● **RECORDS SUPPLIED**:
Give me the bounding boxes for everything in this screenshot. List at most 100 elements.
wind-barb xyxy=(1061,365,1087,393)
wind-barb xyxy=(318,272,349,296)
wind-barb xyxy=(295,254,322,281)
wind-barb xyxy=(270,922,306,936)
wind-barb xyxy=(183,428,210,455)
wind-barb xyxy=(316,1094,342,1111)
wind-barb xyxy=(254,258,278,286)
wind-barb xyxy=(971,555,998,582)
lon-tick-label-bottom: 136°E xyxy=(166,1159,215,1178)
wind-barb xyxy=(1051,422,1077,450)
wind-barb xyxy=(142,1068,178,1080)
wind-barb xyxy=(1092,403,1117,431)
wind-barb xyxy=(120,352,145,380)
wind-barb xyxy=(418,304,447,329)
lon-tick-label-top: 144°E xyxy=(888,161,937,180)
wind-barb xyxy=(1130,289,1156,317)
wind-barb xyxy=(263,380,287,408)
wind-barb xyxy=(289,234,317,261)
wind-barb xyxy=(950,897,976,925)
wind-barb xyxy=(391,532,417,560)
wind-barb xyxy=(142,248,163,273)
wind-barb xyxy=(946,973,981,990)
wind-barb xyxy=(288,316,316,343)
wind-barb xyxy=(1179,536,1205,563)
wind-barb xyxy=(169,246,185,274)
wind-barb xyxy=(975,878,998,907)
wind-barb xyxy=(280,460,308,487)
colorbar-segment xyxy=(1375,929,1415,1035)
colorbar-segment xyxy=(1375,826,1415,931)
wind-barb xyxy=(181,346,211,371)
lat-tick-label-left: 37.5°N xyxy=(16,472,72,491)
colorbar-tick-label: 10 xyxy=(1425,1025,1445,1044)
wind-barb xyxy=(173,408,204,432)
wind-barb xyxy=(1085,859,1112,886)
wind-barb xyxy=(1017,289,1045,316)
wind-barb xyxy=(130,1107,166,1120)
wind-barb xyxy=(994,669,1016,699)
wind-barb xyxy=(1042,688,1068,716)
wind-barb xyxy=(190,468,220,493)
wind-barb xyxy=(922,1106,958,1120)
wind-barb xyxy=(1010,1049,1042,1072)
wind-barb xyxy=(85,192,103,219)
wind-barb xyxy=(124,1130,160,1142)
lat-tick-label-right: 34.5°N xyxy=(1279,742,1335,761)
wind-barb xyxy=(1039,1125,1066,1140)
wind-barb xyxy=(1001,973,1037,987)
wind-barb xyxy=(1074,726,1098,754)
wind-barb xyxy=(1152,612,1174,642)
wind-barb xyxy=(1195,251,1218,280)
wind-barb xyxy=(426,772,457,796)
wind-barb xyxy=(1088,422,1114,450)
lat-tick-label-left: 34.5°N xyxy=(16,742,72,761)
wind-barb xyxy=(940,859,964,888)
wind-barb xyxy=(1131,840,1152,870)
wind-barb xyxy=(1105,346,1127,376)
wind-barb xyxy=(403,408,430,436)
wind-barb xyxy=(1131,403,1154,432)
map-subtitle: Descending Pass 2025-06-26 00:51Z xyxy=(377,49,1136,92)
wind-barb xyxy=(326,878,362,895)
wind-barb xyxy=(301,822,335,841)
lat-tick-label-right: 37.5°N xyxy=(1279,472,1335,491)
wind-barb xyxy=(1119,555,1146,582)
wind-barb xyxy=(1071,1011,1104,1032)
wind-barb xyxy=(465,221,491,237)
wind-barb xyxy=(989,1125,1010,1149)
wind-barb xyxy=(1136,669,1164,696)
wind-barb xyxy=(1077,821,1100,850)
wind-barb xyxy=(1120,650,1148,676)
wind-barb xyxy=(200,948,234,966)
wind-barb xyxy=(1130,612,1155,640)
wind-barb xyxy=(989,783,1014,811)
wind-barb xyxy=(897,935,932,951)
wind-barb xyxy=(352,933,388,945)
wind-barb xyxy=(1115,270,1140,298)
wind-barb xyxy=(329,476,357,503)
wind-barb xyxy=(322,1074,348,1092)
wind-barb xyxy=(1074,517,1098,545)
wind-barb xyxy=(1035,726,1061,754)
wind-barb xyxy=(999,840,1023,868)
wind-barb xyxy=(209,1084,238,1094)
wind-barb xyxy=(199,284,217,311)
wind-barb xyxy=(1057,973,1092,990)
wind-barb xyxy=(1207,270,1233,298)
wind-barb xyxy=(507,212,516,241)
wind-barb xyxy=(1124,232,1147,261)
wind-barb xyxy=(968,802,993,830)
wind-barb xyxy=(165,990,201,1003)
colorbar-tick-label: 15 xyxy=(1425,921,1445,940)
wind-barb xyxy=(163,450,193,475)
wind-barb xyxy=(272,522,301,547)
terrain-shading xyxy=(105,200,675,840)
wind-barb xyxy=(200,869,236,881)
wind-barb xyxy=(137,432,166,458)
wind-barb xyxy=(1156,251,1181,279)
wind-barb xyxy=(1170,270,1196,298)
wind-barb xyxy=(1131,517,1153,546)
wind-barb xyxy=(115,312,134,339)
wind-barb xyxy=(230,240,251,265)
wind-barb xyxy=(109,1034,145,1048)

● **WHAT TO DO**:
Can you repeat the material above word for word, from its very first line through the line containing "wind-barb xyxy=(1017,289,1045,316)", with both of those lines included?

● **SOLUTION**:
Give me the bounding boxes for everything in this screenshot. List at most 100 elements.
wind-barb xyxy=(1061,365,1087,393)
wind-barb xyxy=(318,272,349,296)
wind-barb xyxy=(295,254,322,281)
wind-barb xyxy=(270,922,306,936)
wind-barb xyxy=(183,428,210,455)
wind-barb xyxy=(316,1094,342,1111)
wind-barb xyxy=(254,258,278,286)
wind-barb xyxy=(971,555,998,582)
lon-tick-label-bottom: 136°E xyxy=(166,1159,215,1178)
wind-barb xyxy=(1051,422,1077,450)
wind-barb xyxy=(142,1068,178,1080)
wind-barb xyxy=(1092,403,1117,431)
wind-barb xyxy=(120,352,145,380)
wind-barb xyxy=(418,304,447,329)
lon-tick-label-top: 144°E xyxy=(888,161,937,180)
wind-barb xyxy=(1130,289,1156,317)
wind-barb xyxy=(263,380,287,408)
wind-barb xyxy=(289,234,317,261)
wind-barb xyxy=(950,897,976,925)
wind-barb xyxy=(391,532,417,560)
wind-barb xyxy=(142,248,163,273)
wind-barb xyxy=(946,973,981,990)
wind-barb xyxy=(288,316,316,343)
wind-barb xyxy=(1179,536,1205,563)
wind-barb xyxy=(169,246,185,274)
wind-barb xyxy=(975,878,998,907)
wind-barb xyxy=(280,460,308,487)
colorbar-segment xyxy=(1375,929,1415,1035)
colorbar-segment xyxy=(1375,826,1415,931)
wind-barb xyxy=(181,346,211,371)
lat-tick-label-left: 37.5°N xyxy=(16,472,72,491)
colorbar-tick-label: 10 xyxy=(1425,1025,1445,1044)
wind-barb xyxy=(173,408,204,432)
wind-barb xyxy=(1085,859,1112,886)
wind-barb xyxy=(1017,289,1045,316)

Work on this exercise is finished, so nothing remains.